++++ Records for processing ++++

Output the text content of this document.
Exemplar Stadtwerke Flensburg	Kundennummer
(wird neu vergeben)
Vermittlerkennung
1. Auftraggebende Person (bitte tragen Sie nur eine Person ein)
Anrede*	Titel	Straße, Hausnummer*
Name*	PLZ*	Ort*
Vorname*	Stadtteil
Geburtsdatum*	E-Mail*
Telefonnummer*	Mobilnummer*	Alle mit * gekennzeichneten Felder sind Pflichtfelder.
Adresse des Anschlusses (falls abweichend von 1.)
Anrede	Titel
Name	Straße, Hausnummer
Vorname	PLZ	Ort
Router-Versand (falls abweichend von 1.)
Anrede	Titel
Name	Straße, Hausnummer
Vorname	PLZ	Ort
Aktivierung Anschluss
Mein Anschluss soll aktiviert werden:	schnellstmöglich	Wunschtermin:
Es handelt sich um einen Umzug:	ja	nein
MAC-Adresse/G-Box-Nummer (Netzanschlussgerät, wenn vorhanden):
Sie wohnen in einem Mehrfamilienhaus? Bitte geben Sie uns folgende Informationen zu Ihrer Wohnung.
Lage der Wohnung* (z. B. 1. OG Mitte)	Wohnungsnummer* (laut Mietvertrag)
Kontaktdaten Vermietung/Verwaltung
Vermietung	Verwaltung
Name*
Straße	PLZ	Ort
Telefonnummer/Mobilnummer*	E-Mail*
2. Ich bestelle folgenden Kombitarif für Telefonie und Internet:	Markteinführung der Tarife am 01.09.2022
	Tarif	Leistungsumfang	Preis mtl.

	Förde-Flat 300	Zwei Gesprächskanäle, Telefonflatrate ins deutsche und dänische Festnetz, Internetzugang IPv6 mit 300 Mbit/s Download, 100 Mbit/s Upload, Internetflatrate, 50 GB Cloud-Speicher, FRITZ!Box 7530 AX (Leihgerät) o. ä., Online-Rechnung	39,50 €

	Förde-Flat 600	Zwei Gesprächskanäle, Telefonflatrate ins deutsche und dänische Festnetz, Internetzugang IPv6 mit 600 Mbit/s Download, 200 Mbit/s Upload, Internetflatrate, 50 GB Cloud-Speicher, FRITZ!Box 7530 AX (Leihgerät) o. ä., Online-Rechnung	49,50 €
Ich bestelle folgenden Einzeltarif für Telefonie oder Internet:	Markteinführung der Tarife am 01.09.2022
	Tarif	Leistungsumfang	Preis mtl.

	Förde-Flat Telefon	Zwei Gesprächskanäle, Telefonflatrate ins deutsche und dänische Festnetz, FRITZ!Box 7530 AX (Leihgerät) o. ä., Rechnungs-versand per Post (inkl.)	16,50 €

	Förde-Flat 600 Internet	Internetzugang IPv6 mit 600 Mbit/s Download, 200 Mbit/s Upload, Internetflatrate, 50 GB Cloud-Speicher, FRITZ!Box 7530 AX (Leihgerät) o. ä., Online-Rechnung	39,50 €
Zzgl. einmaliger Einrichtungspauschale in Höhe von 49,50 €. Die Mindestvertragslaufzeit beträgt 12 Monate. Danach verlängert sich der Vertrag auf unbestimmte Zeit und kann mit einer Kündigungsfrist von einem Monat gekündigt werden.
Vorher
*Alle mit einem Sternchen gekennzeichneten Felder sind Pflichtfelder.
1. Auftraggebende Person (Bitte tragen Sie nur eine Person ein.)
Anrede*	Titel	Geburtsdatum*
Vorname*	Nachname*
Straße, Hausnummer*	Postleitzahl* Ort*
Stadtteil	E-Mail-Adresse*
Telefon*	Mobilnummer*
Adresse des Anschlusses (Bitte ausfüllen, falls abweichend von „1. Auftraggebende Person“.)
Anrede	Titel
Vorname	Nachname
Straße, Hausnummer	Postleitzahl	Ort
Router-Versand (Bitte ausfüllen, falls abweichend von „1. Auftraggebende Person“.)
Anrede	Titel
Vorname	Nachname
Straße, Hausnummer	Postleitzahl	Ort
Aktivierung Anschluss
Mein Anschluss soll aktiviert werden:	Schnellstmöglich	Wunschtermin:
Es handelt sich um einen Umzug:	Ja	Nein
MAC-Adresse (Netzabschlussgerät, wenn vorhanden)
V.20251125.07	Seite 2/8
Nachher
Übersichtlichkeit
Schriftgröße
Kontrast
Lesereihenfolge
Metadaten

++++

Faithfully transcribe the whole of the data.

**Output for this task:**
Output the text content of this document.
Exemplar Stadtwerke Flensburg	Kundennummer
(wird neu vergeben)
Vermittlerkennung
1. Auftraggebende Person (bitte tragen Sie nur eine Person ein)
Anrede*	Titel	Straße, Hausnummer*
Name*	PLZ*	Ort*
Vorname*	Stadtteil
Geburtsdatum*	E-Mail*
Telefonnummer*	Mobilnummer*	Alle mit * gekennzeichneten Felder sind Pflichtfelder.
Adresse des Anschlusses (falls abweichend von 1.)
Anrede	Titel
Name	Straße, Hausnummer
Vorname	PLZ	Ort
Router-Versand (falls abweichend von 1.)
Anrede	Titel
Name	Straße, Hausnummer
Vorname	PLZ	Ort
Aktivierung Anschluss
Mein Anschluss soll aktiviert werden:	schnellstmöglich	Wunschtermin:
Es handelt sich um einen Umzug:	ja	nein
MAC-Adresse/G-Box-Nummer (Netzanschlussgerät, wenn vorhanden):
Sie wohnen in einem Mehrfamilienhaus? Bitte geben Sie uns folgende Informationen zu Ihrer Wohnung.
Lage der Wohnung* (z. B. 1. OG Mitte)	Wohnungsnummer* (laut Mietvertrag)
Kontaktdaten Vermietung/Verwaltung
Vermietung	Verwaltung
Name*
Straße	PLZ	Ort
Telefonnummer/Mobilnummer*	E-Mail*
2. Ich bestelle folgenden Kombitarif für Telefonie und Internet:	Markteinführung der Tarife am 01.09.2022
	Tarif	Leistungsumfang	Preis mtl.

	Förde-Flat 300	Zwei Gesprächskanäle, Telefonflatrate ins deutsche und dänische Festnetz, Internetzugang IPv6 mit 300 Mbit/s Download, 100 Mbit/s Upload, Internetflatrate, 50 GB Cloud-Speicher, FRITZ!Box 7530 AX (Leihgerät) o. ä., Online-Rechnung	39,50 €

	Förde-Flat 600	Zwei Gesprächskanäle, Telefonflatrate ins deutsche und dänische Festnetz, Internetzugang IPv6 mit 600 Mbit/s Download, 200 Mbit/s Upload, Internetflatrate, 50 GB Cloud-Speicher, FRITZ!Box 7530 AX (Leihgerät) o. ä., Online-Rechnung	49,50 €
Ich bestelle folgenden Einzeltarif für Telefonie oder Internet:	Markteinführung der Tarife am 01.09.2022
	Tarif	Leistungsumfang	Preis mtl.

	Förde-Flat Telefon	Zwei Gesprächskanäle, Telefonflatrate ins deutsche und dänische Festnetz, FRITZ!Box 7530 AX (Leihgerät) o. ä., Rechnungs-versand per Post (inkl.)	16,50 €

	Förde-Flat 600 Internet	Internetzugang IPv6 mit 600 Mbit/s Download, 200 Mbit/s Upload, Internetflatrate, 50 GB Cloud-Speicher, FRITZ!Box 7530 AX (Leihgerät) o. ä., Online-Rechnung	39,50 €
Zzgl. einmaliger Einrichtungspauschale in Höhe von 49,50 €. Die Mindestvertragslaufzeit beträgt 12 Monate. Danach verlängert sich der Vertrag auf unbestimmte Zeit und kann mit einer Kündigungsfrist von einem Monat gekündigt werden.
Vorher
*Alle mit einem Sternchen gekennzeichneten Felder sind Pflichtfelder.
1. Auftraggebende Person (Bitte tragen Sie nur eine Person ein.)
Anrede*	Titel	Geburtsdatum*
Vorname*	Nachname*
Straße, Hausnummer*	Postleitzahl* Ort*
Stadtteil	E-Mail-Adresse*
Telefon*	Mobilnummer*
Adresse des Anschlusses (Bitte ausfüllen, falls abweichend von „1. Auftraggebende Person“.)
Anrede	Titel
Vorname	Nachname
Straße, Hausnummer	Postleitzahl	Ort
Router-Versand (Bitte ausfüllen, falls abweichend von „1. Auftraggebende Person“.)
Anrede	Titel
Vorname	Nachname
Straße, Hausnummer	Postleitzahl	Ort
Aktivierung Anschluss
Mein Anschluss soll aktiviert werden:	Schnellstmöglich	Wunschtermin:
Es handelt sich um einen Umzug:	Ja	Nein
MAC-Adresse (Netzabschlussgerät, wenn vorhanden)
V.20251125.07	Seite 2/8
Nachher
Übersichtlichkeit
Schriftgröße
Kontrast
Lesereihenfolge
Metadaten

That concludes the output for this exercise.